**EXERCISE DATA:**
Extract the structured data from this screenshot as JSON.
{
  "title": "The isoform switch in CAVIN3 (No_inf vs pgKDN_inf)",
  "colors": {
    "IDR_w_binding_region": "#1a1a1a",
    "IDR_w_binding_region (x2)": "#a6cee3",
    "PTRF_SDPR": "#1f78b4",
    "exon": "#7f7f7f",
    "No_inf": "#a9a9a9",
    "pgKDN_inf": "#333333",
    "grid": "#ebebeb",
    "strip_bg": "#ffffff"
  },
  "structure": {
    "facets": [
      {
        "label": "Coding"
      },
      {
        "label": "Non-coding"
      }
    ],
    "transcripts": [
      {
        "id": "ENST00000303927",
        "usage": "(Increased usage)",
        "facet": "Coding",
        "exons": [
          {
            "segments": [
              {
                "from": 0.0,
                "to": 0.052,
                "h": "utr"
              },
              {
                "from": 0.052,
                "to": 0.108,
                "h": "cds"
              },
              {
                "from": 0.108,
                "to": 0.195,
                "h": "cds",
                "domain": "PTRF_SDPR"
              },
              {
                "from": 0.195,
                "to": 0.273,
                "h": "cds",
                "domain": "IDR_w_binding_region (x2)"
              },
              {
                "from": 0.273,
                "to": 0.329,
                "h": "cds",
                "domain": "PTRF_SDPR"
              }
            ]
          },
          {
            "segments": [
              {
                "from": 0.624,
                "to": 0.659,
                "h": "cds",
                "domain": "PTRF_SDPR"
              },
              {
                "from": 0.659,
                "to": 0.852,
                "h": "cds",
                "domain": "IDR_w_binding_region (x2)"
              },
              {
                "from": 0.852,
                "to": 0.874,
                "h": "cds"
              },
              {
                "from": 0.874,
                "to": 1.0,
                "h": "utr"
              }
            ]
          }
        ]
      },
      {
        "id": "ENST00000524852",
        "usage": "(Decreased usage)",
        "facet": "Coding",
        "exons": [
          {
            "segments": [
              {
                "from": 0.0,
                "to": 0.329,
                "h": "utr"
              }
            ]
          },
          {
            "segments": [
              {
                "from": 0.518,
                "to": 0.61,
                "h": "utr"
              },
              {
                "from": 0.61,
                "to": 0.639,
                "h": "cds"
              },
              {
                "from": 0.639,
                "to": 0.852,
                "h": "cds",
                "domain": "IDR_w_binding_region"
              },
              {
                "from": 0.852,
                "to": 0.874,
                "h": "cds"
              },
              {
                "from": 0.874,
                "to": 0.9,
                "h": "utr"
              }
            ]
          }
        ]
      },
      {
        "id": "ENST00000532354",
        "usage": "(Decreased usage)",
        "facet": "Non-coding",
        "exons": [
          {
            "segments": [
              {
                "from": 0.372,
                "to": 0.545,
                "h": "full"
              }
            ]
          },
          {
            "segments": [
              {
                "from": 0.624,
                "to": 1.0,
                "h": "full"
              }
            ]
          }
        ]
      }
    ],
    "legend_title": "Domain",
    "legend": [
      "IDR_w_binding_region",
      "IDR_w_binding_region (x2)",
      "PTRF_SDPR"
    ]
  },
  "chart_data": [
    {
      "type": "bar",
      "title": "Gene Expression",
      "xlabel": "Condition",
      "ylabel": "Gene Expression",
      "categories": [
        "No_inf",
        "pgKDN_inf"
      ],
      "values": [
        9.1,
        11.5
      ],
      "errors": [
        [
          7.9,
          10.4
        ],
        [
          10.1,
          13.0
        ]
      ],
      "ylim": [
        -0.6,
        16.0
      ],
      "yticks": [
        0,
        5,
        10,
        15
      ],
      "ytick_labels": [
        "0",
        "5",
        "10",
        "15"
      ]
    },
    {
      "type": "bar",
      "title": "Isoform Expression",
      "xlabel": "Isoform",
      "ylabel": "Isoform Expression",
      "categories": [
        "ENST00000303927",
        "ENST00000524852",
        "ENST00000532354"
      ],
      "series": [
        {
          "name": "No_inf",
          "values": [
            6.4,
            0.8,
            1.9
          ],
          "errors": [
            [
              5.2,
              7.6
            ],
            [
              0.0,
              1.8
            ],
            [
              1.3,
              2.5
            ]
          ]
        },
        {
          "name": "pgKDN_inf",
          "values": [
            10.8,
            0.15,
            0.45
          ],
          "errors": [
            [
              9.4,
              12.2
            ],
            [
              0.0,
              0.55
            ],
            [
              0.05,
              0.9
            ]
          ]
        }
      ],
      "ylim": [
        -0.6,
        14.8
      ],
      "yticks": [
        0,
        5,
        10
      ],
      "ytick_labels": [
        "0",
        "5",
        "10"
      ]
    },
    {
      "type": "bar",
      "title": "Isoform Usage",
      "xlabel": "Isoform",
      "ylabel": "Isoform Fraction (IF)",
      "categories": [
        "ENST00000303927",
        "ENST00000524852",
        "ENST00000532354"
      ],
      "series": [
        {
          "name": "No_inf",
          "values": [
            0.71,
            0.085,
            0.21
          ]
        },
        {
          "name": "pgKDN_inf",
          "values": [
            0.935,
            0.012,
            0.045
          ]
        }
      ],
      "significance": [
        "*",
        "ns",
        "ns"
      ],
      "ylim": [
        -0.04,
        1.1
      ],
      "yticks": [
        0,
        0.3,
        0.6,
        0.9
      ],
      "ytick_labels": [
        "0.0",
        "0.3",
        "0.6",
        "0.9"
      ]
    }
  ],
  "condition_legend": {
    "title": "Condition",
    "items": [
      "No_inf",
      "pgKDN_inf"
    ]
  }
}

**PROBLEM TO WORK ON:**
Return all of the data exactly as it reads.

**TASK RESULT:**
Extract the structured data from this screenshot as JSON.
{
  "title": "The isoform switch in CAVIN3 (No_inf vs pgKDN_inf)",
  "colors": {
    "IDR_w_binding_region": "#1a1a1a",
    "IDR_w_binding_region (x2)": "#a6cee3",
    "PTRF_SDPR": "#1f78b4",
    "exon": "#7f7f7f",
    "No_inf": "#a9a9a9",
    "pgKDN_inf": "#333333",
    "grid": "#ebebeb",
    "strip_bg": "#ffffff"
  },
  "structure": {
    "facets": [
      {
        "label": "Coding"
      },
      {
        "label": "Non-coding"
      }
    ],
    "transcripts": [
      {
        "id": "ENST00000303927",
        "usage": "(Increased usage)",
        "facet": "Coding",
        "exons": [
          {
            "segments": [
              {
                "from": 0.0,
                "to": 0.052,
                "h": "utr"
              },
              {
                "from": 0.052,
                "to": 0.108,
                "h": "cds"
              },
              {
                "from": 0.108,
                "to": 0.195,
                "h": "cds",
                "domain": "PTRF_SDPR"
              },
              {
                "from": 0.195,
                "to": 0.273,
                "h": "cds",
                "domain": "IDR_w_binding_region (x2)"
              },
              {
                "from": 0.273,
                "to": 0.329,
                "h": "cds",
                "domain": "PTRF_SDPR"
              }
            ]
          },
          {
            "segments": [
              {
                "from": 0.624,
                "to": 0.659,
                "h": "cds",
                "domain": "PTRF_SDPR"
              },
              {
                "from": 0.659,
                "to": 0.852,
                "h": "cds",
                "domain": "IDR_w_binding_region (x2)"
              },
              {
                "from": 0.852,
                "to": 0.874,
                "h": "cds"
              },
              {
                "from": 0.874,
                "to": 1.0,
                "h": "utr"
              }
            ]
          }
        ]
      },
      {
        "id": "ENST00000524852",
        "usage": "(Decreased usage)",
        "facet": "Coding",
        "exons": [
          {
            "segments": [
              {
                "from": 0.0,
                "to": 0.329,
                "h": "utr"
              }
            ]
          },
          {
            "segments": [
              {
                "from": 0.518,
                "to": 0.61,
                "h": "utr"
              },
              {
                "from": 0.61,
                "to": 0.639,
                "h": "cds"
              },
              {
                "from": 0.639,
                "to": 0.852,
                "h": "cds",
                "domain": "IDR_w_binding_region"
              },
              {
                "from": 0.852,
                "to": 0.874,
                "h": "cds"
              },
              {
                "from": 0.874,
                "to": 0.9,
                "h": "utr"
              }
            ]
          }
        ]
      },
      {
        "id": "ENST00000532354",
        "usage": "(Decreased usage)",
        "facet": "Non-coding",
        "exons": [
          {
            "segments": [
              {
                "from": 0.372,
                "to": 0.545,
                "h": "full"
              }
            ]
          },
          {
            "segments": [
              {
                "from": 0.624,
                "to": 1.0,
                "h": "full"
              }
            ]
          }
        ]
      }
    ],
    "legend_title": "Domain",
    "legend": [
      "IDR_w_binding_region",
      "IDR_w_binding_region (x2)",
      "PTRF_SDPR"
    ]
  },
  "chart_data": [
    {
      "type": "bar",
      "title": "Gene Expression",
      "xlabel": "Condition",
      "ylabel": "Gene Expression",
      "categories": [
        "No_inf",
        "pgKDN_inf"
      ],
      "values": [
        9.1,
        11.5
      ],
      "errors": [
        [
          7.9,
          10.4
        ],
        [
          10.1,
          13.0
        ]
      ],
      "ylim": [
        -0.6,
        16.0
      ],
      "yticks": [
        0,
        5,
        10,
        15
      ],
      "ytick_labels": [
        "0",
        "5",
        "10",
        "15"
      ]
    },
    {
      "type": "bar",
      "title": "Isoform Expression",
      "xlabel": "Isoform",
      "ylabel": "Isoform Expression",
      "categories": [
        "ENST00000303927",
        "ENST00000524852",
        "ENST00000532354"
      ],
      "series": [
        {
          "name": "No_inf",
          "values": [
            6.4,
            0.8,
            1.9
          ],
          "errors": [
            [
              5.2,
              7.6
            ],
            [
              0.0,
              1.8
            ],
            [
              1.3,
              2.5
            ]
          ]
        },
        {
          "name": "pgKDN_inf",
          "values": [
            10.8,
            0.15,
            0.45
          ],
          "errors": [
            [
              9.4,
              12.2
            ],
            [
              0.0,
              0.55
            ],
            [
              0.05,
              0.9
            ]
          ]
        }
      ],
      "ylim": [
        -0.6,
        14.8
      ],
      "yticks": [
        0,
        5,
        10
      ],
      "ytick_labels": [
        "0",
        "5",
        "10"
      ]
    },
    {
      "type": "bar",
      "title": "Isoform Usage",
      "xlabel": "Isoform",
      "ylabel": "Isoform Fraction (IF)",
      "categories": [
        "ENST00000303927",
        "ENST00000524852",
        "ENST00000532354"
      ],
      "series": [
        {
          "name": "No_inf",
          "values": [
            0.71,
            0.085,
            0.21
          ]
        },
        {
          "name": "pgKDN_inf",
          "values": [
            0.935,
            0.012,
            0.045
          ]
        }
      ],
      "significance": [
        "*",
        "ns",
        "ns"
      ],
      "ylim": [
        -0.04,
        1.1
      ],
      "yticks": [
        0,
        0.3,
        0.6,
        0.9
      ],
      "ytick_labels": [
        "0.0",
        "0.3",
        "0.6",
        "0.9"
      ]
    }
  ],
  "condition_legend": {
    "title": "Condition",
    "items": [
      "No_inf",
      "pgKDN_inf"
    ]
  }
}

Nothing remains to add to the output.